# What to work on:
All of the material below is to be restated word for word, apart from the pictures.

[Entries from a visual dataset]
***

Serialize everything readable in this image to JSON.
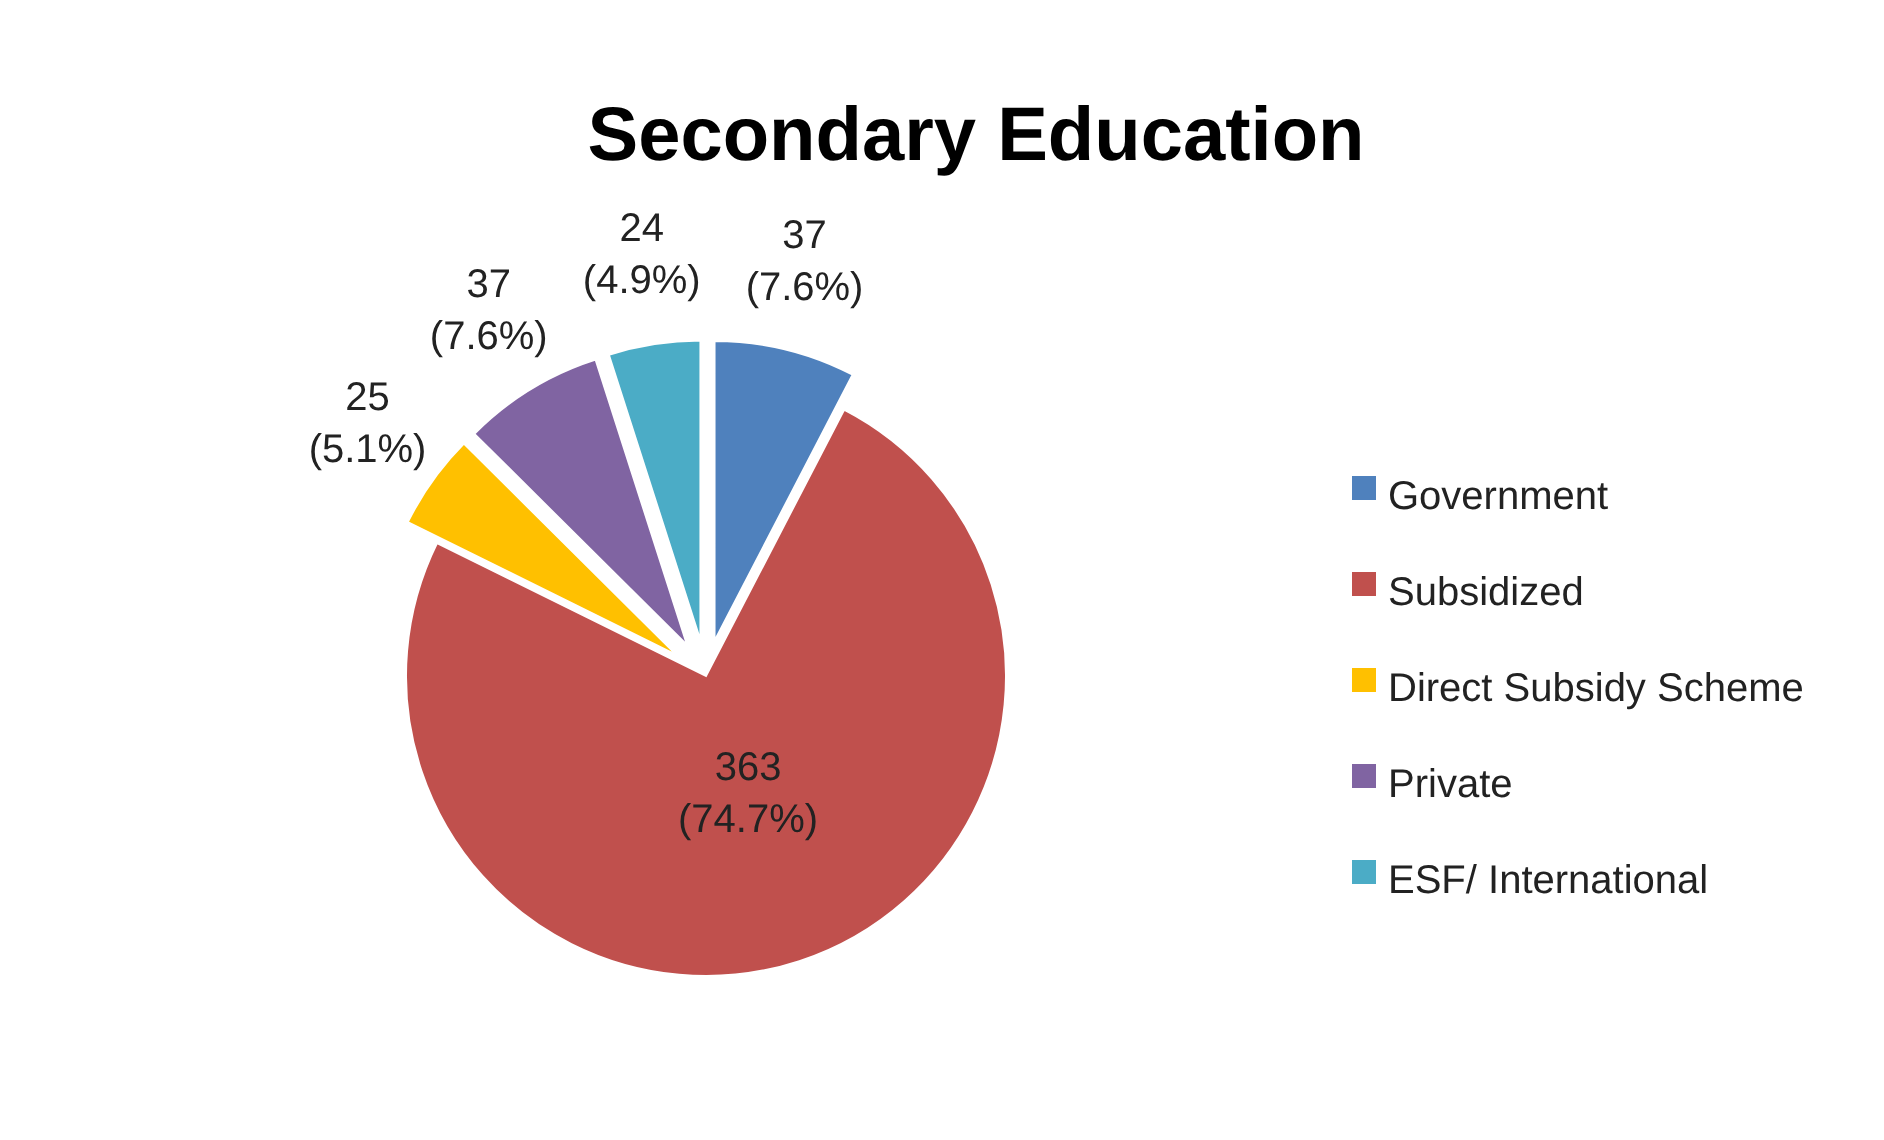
{
  "chart_data": {
    "type": "pie",
    "title": "Secondary Education",
    "categories": [
      "Government",
      "Subsidized",
      "Direct Subsidy Scheme",
      "Private",
      "ESF/ International"
    ],
    "values": [
      37,
      363,
      25,
      37,
      24
    ],
    "colors": [
      "#4f81bd",
      "#c0504d",
      "#ffc000",
      "#8064a2",
      "#4bacc6"
    ],
    "value_labels": [
      "37\n(7.6%)",
      "363\n(74.7%)",
      "25\n(5.1%)",
      "37\n(7.6%)",
      "24\n(4.9%)"
    ],
    "legend": "right"
  }
}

***

# Solution for this problem:
Serialize everything readable in this image to JSON.
{
  "chart_data": {
    "type": "pie",
    "title": "Secondary Education",
    "categories": [
      "Government",
      "Subsidized",
      "Direct Subsidy Scheme",
      "Private",
      "ESF/ International"
    ],
    "values": [
      37,
      363,
      25,
      37,
      24
    ],
    "colors": [
      "#4f81bd",
      "#c0504d",
      "#ffc000",
      "#8064a2",
      "#4bacc6"
    ],
    "value_labels": [
      "37\n(7.6%)",
      "363\n(74.7%)",
      "25\n(5.1%)",
      "37\n(7.6%)",
      "24\n(4.9%)"
    ],
    "legend": "right"
  }
}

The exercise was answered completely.